→ Job: Print the data exactly, leaving nothing out.

→ Entries:
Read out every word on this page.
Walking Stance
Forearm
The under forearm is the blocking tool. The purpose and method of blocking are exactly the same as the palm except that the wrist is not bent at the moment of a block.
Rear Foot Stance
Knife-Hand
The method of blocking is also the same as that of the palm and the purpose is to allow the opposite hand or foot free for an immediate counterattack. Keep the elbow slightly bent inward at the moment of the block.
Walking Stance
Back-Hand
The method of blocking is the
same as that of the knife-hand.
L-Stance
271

→ The completed task:
Read out every word on this page.
Walking Stance
Forearm
The under forearm is the blocking tool. The purpose and method of blocking are exactly the same as the palm except that the wrist is not bent at the moment of a block.
Rear Foot Stance
Knife-Hand
The method of blocking is also the same as that of the palm and the purpose is to allow the opposite hand or foot free for an immediate counterattack. Keep the elbow slightly bent inward at the moment of the block.
Walking Stance
Back-Hand
The method of blocking is the
same as that of the knife-hand.
L-Stance
271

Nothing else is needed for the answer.